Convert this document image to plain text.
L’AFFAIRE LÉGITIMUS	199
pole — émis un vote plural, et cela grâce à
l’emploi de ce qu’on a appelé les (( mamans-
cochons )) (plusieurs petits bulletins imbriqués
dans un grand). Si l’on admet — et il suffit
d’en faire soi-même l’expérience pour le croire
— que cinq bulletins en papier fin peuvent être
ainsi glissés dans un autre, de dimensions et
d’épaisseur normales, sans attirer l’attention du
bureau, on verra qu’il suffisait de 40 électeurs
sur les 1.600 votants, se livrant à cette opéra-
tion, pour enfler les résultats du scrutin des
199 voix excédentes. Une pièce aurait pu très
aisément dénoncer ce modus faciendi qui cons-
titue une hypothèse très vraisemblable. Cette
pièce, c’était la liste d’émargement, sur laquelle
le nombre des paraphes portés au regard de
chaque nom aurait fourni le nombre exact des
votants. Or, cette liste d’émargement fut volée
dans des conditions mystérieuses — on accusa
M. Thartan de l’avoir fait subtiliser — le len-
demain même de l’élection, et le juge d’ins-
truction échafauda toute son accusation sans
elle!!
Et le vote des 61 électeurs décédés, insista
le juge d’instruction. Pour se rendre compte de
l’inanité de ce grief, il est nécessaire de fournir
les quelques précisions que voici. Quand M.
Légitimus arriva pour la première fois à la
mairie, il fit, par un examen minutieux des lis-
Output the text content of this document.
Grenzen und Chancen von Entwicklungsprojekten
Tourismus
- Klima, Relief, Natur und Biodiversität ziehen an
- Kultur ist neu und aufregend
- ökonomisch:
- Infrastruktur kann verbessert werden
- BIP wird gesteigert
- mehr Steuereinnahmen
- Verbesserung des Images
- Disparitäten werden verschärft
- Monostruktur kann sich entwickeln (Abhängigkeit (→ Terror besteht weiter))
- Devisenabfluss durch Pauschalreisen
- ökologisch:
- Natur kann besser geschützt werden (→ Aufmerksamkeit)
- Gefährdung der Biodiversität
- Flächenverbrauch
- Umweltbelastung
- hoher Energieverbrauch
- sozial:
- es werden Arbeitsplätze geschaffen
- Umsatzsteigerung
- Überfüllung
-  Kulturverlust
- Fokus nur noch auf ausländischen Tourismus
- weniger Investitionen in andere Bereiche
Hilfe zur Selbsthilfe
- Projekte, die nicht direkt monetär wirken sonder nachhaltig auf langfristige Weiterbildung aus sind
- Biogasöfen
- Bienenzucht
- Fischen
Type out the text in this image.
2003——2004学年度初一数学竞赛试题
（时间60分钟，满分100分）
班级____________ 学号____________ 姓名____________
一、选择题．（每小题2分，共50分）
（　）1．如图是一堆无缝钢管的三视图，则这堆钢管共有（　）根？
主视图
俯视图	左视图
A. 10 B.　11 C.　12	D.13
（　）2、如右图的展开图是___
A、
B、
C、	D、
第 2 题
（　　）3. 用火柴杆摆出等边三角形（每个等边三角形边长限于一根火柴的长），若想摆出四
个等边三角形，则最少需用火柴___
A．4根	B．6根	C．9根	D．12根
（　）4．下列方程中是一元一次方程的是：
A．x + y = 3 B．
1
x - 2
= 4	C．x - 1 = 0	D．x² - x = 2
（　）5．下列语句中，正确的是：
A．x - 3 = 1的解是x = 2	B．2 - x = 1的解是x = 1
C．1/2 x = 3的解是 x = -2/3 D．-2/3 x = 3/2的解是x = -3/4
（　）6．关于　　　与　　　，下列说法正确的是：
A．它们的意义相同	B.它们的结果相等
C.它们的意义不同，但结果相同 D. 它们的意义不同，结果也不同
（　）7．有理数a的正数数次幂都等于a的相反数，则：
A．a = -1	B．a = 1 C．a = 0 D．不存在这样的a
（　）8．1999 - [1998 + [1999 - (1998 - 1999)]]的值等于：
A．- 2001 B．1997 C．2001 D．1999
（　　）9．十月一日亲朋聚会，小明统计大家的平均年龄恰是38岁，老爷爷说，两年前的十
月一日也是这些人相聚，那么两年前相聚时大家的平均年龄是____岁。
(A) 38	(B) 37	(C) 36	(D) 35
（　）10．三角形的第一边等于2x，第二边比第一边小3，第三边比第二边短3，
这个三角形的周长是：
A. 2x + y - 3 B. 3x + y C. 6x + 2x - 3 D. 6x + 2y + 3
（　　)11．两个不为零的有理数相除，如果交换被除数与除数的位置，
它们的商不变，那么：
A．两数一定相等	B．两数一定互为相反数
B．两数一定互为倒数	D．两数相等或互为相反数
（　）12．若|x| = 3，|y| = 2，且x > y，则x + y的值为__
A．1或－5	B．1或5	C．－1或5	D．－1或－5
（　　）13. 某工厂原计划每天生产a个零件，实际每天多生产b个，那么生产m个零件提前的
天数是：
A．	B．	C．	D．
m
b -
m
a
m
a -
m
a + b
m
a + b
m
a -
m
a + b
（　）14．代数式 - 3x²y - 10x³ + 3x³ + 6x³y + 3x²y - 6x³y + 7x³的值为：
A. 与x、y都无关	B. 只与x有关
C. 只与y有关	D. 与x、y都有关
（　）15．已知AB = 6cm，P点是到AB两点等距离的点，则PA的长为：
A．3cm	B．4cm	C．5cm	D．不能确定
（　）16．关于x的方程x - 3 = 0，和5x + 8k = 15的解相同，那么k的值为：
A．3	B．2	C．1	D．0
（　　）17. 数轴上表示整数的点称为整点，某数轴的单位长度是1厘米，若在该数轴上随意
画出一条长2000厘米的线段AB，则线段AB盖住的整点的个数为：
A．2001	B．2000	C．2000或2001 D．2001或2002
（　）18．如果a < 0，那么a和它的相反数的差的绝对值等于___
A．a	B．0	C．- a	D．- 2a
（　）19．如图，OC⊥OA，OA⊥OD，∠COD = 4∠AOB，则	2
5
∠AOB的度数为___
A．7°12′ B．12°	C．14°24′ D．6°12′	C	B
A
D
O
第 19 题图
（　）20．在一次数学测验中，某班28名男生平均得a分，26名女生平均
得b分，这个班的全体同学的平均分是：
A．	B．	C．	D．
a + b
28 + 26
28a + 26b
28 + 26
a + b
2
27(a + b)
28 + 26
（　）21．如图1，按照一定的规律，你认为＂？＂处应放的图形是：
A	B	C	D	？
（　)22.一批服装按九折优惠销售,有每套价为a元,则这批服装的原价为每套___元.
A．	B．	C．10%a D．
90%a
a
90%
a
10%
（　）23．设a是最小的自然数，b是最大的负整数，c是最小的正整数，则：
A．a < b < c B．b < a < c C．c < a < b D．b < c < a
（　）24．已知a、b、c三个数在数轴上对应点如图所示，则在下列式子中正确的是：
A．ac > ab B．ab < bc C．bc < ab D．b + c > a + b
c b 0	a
· · ·
GOAL:
Please reproduce each line exactly as written.

RESULT OF THE EXERCISE:
Convert this document image to plain text.
L’AFFAIRE LÉGITIMUS	199
pole — émis un vote plural, et cela grâce à
l’emploi de ce qu’on a appelé les (( mamans-
cochons )) (plusieurs petits bulletins imbriqués
dans un grand). Si l’on admet — et il suffit
d’en faire soi-même l’expérience pour le croire
— que cinq bulletins en papier fin peuvent être
ainsi glissés dans un autre, de dimensions et
d’épaisseur normales, sans attirer l’attention du
bureau, on verra qu’il suffisait de 40 électeurs
sur les 1.600 votants, se livrant à cette opéra-
tion, pour enfler les résultats du scrutin des
199 voix excédentes. Une pièce aurait pu très
aisément dénoncer ce modus faciendi qui cons-
titue une hypothèse très vraisemblable. Cette
pièce, c’était la liste d’émargement, sur laquelle
le nombre des paraphes portés au regard de
chaque nom aurait fourni le nombre exact des
votants. Or, cette liste d’émargement fut volée
dans des conditions mystérieuses — on accusa
M. Thartan de l’avoir fait subtiliser — le len-
demain même de l’élection, et le juge d’ins-
truction échafauda toute son accusation sans
elle!!
Et le vote des 61 électeurs décédés, insista
le juge d’instruction. Pour se rendre compte de
l’inanité de ce grief, il est nécessaire de fournir
les quelques précisions que voici. Quand M.
Légitimus arriva pour la première fois à la
mairie, il fit, par un examen minutieux des lis-
Output the text content of this document.
Grenzen und Chancen von Entwicklungsprojekten
Tourismus
- Klima, Relief, Natur und Biodiversität ziehen an
- Kultur ist neu und aufregend
- ökonomisch:
- Infrastruktur kann verbessert werden
- BIP wird gesteigert
- mehr Steuereinnahmen
- Verbesserung des Images
- Disparitäten werden verschärft
- Monostruktur kann sich entwickeln (Abhängigkeit (→ Terror besteht weiter))
- Devisenabfluss durch Pauschalreisen
- ökologisch:
- Natur kann besser geschützt werden (→ Aufmerksamkeit)
- Gefährdung der Biodiversität
- Flächenverbrauch
- Umweltbelastung
- hoher Energieverbrauch
- sozial:
- es werden Arbeitsplätze geschaffen
- Umsatzsteigerung
- Überfüllung
-  Kulturverlust
- Fokus nur noch auf ausländischen Tourismus
- weniger Investitionen in andere Bereiche
Hilfe zur Selbsthilfe
- Projekte, die nicht direkt monetär wirken sonder nachhaltig auf langfristige Weiterbildung aus sind
- Biogasöfen
- Bienenzucht
- Fischen
Type out the text in this image.
2003——2004学年度初一数学竞赛试题
（时间60分钟，满分100分）
班级____________ 学号____________ 姓名____________
一、选择题．（每小题2分，共50分）
（　）1．如图是一堆无缝钢管的三视图，则这堆钢管共有（　）根？
主视图
俯视图	左视图
A. 10 B.　11 C.　12	D.13
（　）2、如右图的展开图是___
A、
B、
C、	D、
第 2 题
（　　）3. 用火柴杆摆出等边三角形（每个等边三角形边长限于一根火柴的长），若想摆出四
个等边三角形，则最少需用火柴___
A．4根	B．6根	C．9根	D．12根
（　）4．下列方程中是一元一次方程的是：
A．x + y = 3 B．
1
x - 2
= 4	C．x - 1 = 0	D．x² - x = 2
（　）5．下列语句中，正确的是：
A．x - 3 = 1的解是x = 2	B．2 - x = 1的解是x = 1
C．1/2 x = 3的解是 x = -2/3 D．-2/3 x = 3/2的解是x = -3/4
（　）6．关于　　　与　　　，下列说法正确的是：
A．它们的意义相同	B.它们的结果相等
C.它们的意义不同，但结果相同 D. 它们的意义不同，结果也不同
（　）7．有理数a的正数数次幂都等于a的相反数，则：
A．a = -1	B．a = 1 C．a = 0 D．不存在这样的a
（　）8．1999 - [1998 + [1999 - (1998 - 1999)]]的值等于：
A．- 2001 B．1997 C．2001 D．1999
（　　）9．十月一日亲朋聚会，小明统计大家的平均年龄恰是38岁，老爷爷说，两年前的十
月一日也是这些人相聚，那么两年前相聚时大家的平均年龄是____岁。
(A) 38	(B) 37	(C) 36	(D) 35
（　）10．三角形的第一边等于2x，第二边比第一边小3，第三边比第二边短3，
这个三角形的周长是：
A. 2x + y - 3 B. 3x + y C. 6x + 2x - 3 D. 6x + 2y + 3
（　　)11．两个不为零的有理数相除，如果交换被除数与除数的位置，
它们的商不变，那么：
A．两数一定相等	B．两数一定互为相反数
B．两数一定互为倒数	D．两数相等或互为相反数
（　）12．若|x| = 3，|y| = 2，且x > y，则x + y的值为__
A．1或－5	B．1或5	C．－1或5	D．－1或－5
（　　）13. 某工厂原计划每天生产a个零件，实际每天多生产b个，那么生产m个零件提前的
天数是：
A．	B．	C．	D．
m
b -
m
a
m
a -
m
a + b
m
a + b
m
a -
m
a + b
（　）14．代数式 - 3x²y - 10x³ + 3x³ + 6x³y + 3x²y - 6x³y + 7x³的值为：
A. 与x、y都无关	B. 只与x有关
C. 只与y有关	D. 与x、y都有关
（　）15．已知AB = 6cm，P点是到AB两点等距离的点，则PA的长为：
A．3cm	B．4cm	C．5cm	D．不能确定
（　）16．关于x的方程x - 3 = 0，和5x + 8k = 15的解相同，那么k的值为：
A．3	B．2	C．1	D．0
（　　）17. 数轴上表示整数的点称为整点，某数轴的单位长度是1厘米，若在该数轴上随意
画出一条长2000厘米的线段AB，则线段AB盖住的整点的个数为：
A．2001	B．2000	C．2000或2001 D．2001或2002
（　）18．如果a < 0，那么a和它的相反数的差的绝对值等于___
A．a	B．0	C．- a	D．- 2a
（　）19．如图，OC⊥OA，OA⊥OD，∠COD = 4∠AOB，则	2
5
∠AOB的度数为___
A．7°12′ B．12°	C．14°24′ D．6°12′	C	B
A
D
O
第 19 题图
（　）20．在一次数学测验中，某班28名男生平均得a分，26名女生平均
得b分，这个班的全体同学的平均分是：
A．	B．	C．	D．
a + b
28 + 26
28a + 26b
28 + 26
a + b
2
27(a + b)
28 + 26
（　）21．如图1，按照一定的规律，你认为＂？＂处应放的图形是：
A	B	C	D	？
（　)22.一批服装按九折优惠销售,有每套价为a元,则这批服装的原价为每套___元.
A．	B．	C．10%a D．
90%a
a
90%
a
10%
（　）23．设a是最小的自然数，b是最大的负整数，c是最小的正整数，则：
A．a < b < c B．b < a < c C．c < a < b D．b < c < a
（　）24．已知a、b、c三个数在数轴上对应点如图所示，则在下列式子中正确的是：
A．ac > ab B．ab < bc C．bc < ab D．b + c > a + b
c b 0	a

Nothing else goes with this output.